— begin —

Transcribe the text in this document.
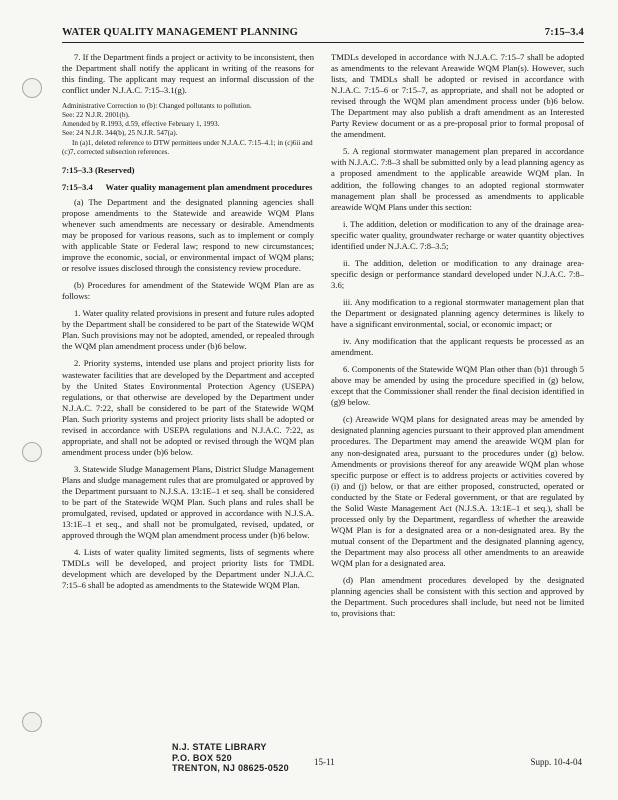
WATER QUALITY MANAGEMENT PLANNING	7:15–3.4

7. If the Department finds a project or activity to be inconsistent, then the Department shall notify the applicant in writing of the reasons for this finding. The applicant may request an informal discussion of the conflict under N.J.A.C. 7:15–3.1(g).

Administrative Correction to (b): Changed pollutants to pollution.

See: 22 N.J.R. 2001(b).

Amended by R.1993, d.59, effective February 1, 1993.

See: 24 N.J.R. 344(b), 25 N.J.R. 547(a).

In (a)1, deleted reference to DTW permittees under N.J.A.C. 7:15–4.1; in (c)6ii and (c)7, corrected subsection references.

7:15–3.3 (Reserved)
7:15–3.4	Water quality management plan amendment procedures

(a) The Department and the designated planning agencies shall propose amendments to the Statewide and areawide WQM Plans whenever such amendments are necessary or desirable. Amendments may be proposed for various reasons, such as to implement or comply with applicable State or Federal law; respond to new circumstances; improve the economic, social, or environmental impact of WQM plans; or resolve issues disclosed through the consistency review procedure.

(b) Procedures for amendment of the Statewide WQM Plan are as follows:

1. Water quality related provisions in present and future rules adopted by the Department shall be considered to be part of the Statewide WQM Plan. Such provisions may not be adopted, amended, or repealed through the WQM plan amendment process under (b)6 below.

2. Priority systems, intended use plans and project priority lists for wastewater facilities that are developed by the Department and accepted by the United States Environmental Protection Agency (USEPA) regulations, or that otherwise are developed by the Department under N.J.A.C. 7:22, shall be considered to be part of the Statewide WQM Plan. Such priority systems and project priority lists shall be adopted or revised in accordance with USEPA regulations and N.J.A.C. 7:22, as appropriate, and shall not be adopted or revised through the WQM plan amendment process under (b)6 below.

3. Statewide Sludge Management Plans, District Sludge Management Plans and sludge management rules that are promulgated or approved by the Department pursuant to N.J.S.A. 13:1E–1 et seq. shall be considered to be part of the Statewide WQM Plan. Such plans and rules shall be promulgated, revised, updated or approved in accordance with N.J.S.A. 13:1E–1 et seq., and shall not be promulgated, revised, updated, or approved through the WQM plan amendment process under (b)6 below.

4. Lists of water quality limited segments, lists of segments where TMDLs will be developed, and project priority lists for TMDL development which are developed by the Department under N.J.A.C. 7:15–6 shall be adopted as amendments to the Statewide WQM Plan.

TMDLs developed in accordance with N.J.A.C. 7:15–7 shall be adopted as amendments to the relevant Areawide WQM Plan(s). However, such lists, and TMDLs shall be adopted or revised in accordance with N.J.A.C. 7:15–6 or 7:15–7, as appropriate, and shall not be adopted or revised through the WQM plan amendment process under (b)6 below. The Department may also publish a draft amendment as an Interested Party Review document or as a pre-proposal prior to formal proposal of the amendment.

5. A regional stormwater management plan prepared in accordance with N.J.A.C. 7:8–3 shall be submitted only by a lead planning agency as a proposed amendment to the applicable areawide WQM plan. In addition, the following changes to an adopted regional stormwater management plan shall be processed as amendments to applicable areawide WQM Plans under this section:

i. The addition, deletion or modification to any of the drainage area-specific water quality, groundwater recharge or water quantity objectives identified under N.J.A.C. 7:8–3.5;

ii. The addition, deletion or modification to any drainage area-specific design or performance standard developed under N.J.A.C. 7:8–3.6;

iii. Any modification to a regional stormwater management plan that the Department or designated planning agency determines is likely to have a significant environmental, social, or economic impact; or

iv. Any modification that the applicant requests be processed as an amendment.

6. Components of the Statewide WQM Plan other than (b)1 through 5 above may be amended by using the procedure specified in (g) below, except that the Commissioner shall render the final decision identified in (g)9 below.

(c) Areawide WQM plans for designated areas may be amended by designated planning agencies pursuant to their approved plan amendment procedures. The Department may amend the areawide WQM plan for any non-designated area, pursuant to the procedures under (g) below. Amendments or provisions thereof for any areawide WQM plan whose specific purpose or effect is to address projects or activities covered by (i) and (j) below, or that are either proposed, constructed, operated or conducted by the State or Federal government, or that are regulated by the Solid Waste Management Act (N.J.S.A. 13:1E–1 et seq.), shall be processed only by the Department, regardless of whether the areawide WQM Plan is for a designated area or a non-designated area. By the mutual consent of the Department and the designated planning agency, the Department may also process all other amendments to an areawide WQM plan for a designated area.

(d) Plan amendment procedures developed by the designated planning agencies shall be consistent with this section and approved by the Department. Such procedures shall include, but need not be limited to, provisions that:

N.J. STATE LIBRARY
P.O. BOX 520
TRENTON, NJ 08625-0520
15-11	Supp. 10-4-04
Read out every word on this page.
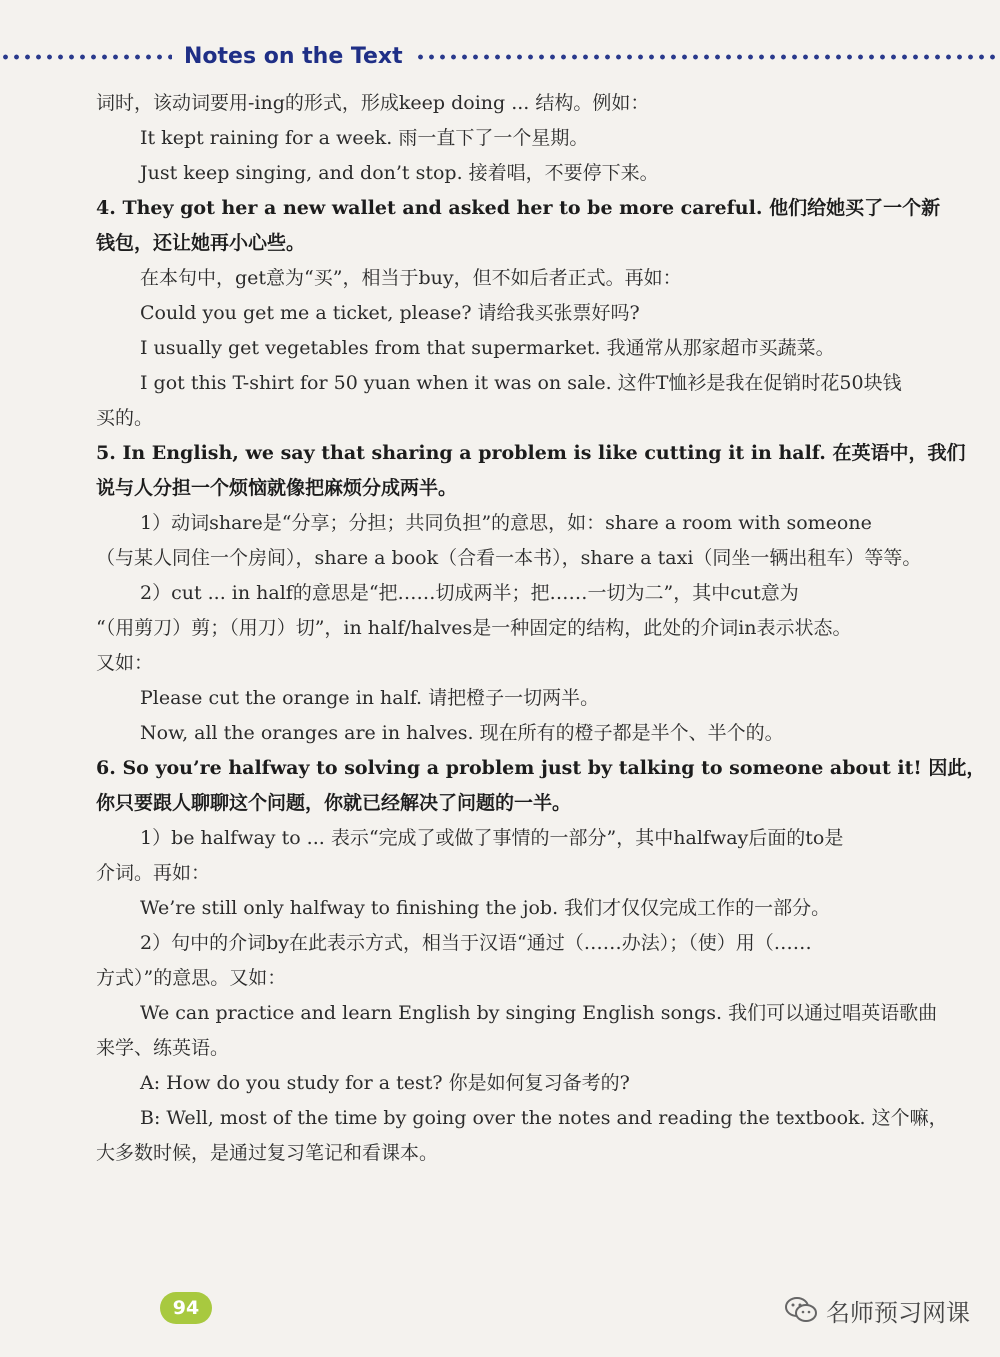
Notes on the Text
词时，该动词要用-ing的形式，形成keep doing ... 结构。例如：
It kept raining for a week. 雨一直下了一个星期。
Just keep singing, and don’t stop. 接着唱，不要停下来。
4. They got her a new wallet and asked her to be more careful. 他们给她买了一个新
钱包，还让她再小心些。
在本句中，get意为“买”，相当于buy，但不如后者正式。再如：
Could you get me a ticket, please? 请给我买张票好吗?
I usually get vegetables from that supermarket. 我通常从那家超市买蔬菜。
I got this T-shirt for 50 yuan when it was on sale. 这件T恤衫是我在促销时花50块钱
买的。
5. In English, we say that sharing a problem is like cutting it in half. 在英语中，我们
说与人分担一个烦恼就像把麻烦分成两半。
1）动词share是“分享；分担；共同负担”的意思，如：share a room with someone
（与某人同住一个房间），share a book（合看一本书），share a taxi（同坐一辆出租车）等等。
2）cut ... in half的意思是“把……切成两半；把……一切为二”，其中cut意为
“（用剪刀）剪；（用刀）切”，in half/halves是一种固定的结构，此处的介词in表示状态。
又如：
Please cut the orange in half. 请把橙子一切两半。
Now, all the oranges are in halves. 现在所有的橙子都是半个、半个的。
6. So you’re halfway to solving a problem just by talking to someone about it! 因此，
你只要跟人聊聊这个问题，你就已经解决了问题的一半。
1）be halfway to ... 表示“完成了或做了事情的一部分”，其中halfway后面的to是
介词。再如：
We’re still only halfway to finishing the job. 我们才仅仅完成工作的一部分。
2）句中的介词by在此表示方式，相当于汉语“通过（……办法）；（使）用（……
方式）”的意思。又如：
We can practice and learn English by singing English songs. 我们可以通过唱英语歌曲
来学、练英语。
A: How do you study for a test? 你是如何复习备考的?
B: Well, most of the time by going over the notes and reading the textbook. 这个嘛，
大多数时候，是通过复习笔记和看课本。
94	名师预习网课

— end —

**Given instruction:**
Reply with nothing except the number of lines in the listing above that include the string "economic".

**Output below:**
2